Please write out the complete listing that follows, exactly as it reads.
━━━━━━━━━━━━━━━━
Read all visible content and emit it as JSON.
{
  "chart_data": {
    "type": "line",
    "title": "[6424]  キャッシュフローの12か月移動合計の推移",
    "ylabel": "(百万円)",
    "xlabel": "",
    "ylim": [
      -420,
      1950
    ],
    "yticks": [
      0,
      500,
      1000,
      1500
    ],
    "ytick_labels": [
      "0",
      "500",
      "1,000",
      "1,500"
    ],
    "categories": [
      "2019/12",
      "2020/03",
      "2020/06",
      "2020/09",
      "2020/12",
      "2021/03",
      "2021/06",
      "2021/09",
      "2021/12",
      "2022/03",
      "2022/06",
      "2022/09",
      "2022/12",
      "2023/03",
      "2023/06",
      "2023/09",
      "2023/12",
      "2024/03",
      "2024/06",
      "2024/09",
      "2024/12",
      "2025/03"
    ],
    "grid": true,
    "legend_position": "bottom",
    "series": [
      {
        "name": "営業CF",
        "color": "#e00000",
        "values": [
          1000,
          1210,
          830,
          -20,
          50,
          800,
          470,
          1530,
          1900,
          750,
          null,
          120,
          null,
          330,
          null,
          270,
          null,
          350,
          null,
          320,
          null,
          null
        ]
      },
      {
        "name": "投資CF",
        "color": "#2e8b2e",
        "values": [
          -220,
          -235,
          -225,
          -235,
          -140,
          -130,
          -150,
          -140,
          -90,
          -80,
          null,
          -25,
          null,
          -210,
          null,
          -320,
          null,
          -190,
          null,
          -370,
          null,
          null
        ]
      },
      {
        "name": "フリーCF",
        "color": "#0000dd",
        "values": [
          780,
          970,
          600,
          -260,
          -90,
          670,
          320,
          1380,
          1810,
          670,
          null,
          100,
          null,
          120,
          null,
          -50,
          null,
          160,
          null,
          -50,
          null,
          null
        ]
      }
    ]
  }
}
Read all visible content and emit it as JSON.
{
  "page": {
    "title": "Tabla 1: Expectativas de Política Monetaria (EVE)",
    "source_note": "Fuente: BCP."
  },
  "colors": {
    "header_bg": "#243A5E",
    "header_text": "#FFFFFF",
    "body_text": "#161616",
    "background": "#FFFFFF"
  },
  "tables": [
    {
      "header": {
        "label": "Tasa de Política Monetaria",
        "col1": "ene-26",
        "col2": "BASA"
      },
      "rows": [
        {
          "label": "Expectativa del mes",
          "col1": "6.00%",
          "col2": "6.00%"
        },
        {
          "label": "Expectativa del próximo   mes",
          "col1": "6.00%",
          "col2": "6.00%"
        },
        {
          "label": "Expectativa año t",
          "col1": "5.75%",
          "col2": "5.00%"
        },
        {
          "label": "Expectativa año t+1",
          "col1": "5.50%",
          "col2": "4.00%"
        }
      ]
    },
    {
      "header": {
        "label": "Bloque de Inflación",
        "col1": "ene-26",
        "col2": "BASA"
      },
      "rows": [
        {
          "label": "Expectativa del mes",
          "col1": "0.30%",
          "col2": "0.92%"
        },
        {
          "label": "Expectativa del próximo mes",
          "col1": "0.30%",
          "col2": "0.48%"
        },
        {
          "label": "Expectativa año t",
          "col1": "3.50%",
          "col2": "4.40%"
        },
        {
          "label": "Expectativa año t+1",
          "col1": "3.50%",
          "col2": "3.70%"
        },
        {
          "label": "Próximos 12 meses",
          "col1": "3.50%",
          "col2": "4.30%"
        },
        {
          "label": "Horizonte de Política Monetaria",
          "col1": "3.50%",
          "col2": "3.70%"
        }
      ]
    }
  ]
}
━━━━━━━━━━━━━━━━
### EXERCISE RESULT:
Read all visible content and emit it as JSON.
{
  "chart_data": {
    "type": "line",
    "title": "[6424]  キャッシュフローの12か月移動合計の推移",
    "ylabel": "(百万円)",
    "xlabel": "",
    "ylim": [
      -420,
      1950
    ],
    "yticks": [
      0,
      500,
      1000,
      1500
    ],
    "ytick_labels": [
      "0",
      "500",
      "1,000",
      "1,500"
    ],
    "categories": [
      "2019/12",
      "2020/03",
      "2020/06",
      "2020/09",
      "2020/12",
      "2021/03",
      "2021/06",
      "2021/09",
      "2021/12",
      "2022/03",
      "2022/06",
      "2022/09",
      "2022/12",
      "2023/03",
      "2023/06",
      "2023/09",
      "2023/12",
      "2024/03",
      "2024/06",
      "2024/09",
      "2024/12",
      "2025/03"
    ],
    "grid": true,
    "legend_position": "bottom",
    "series": [
      {
        "name": "営業CF",
        "color": "#e00000",
        "values": [
          1000,
          1210,
          830,
          -20,
          50,
          800,
          470,
          1530,
          1900,
          750,
          null,
          120,
          null,
          330,
          null,
          270,
          null,
          350,
          null,
          320,
          null,
          null
        ]
      },
      {
        "name": "投資CF",
        "color": "#2e8b2e",
        "values": [
          -220,
          -235,
          -225,
          -235,
          -140,
          -130,
          -150,
          -140,
          -90,
          -80,
          null,
          -25,
          null,
          -210,
          null,
          -320,
          null,
          -190,
          null,
          -370,
          null,
          null
        ]
      },
      {
        "name": "フリーCF",
        "color": "#0000dd",
        "values": [
          780,
          970,
          600,
          -260,
          -90,
          670,
          320,
          1380,
          1810,
          670,
          null,
          100,
          null,
          120,
          null,
          -50,
          null,
          160,
          null,
          -50,
          null,
          null
        ]
      }
    ]
  }
}
Read all visible content and emit it as JSON.
{
  "page": {
    "title": "Tabla 1: Expectativas de Política Monetaria (EVE)",
    "source_note": "Fuente: BCP."
  },
  "colors": {
    "header_bg": "#243A5E",
    "header_text": "#FFFFFF",
    "body_text": "#161616",
    "background": "#FFFFFF"
  },
  "tables": [
    {
      "header": {
        "label": "Tasa de Política Monetaria",
        "col1": "ene-26",
        "col2": "BASA"
      },
      "rows": [
        {
          "label": "Expectativa del mes",
          "col1": "6.00%",
          "col2": "6.00%"
        },
        {
          "label": "Expectativa del próximo   mes",
          "col1": "6.00%",
          "col2": "6.00%"
        },
        {
          "label": "Expectativa año t",
          "col1": "5.75%",
          "col2": "5.00%"
        },
        {
          "label": "Expectativa año t+1",
          "col1": "5.50%",
          "col2": "4.00%"
        }
      ]
    },
    {
      "header": {
        "label": "Bloque de Inflación",
        "col1": "ene-26",
        "col2": "BASA"
      },
      "rows": [
        {
          "label": "Expectativa del mes",
          "col1": "0.30%",
          "col2": "0.92%"
        },
        {
          "label": "Expectativa del próximo mes",
          "col1": "0.30%",
          "col2": "0.48%"
        },
        {
          "label": "Expectativa año t",
          "col1": "3.50%",
          "col2": "4.40%"
        },
        {
          "label": "Expectativa año t+1",
          "col1": "3.50%",
          "col2": "3.70%"
        },
        {
          "label": "Próximos 12 meses",
          "col1": "3.50%",
          "col2": "4.30%"
        },
        {
          "label": "Horizonte de Política Monetaria",
          "col1": "3.50%",
          "col2": "3.70%"
        }
      ]
    }
  ]
}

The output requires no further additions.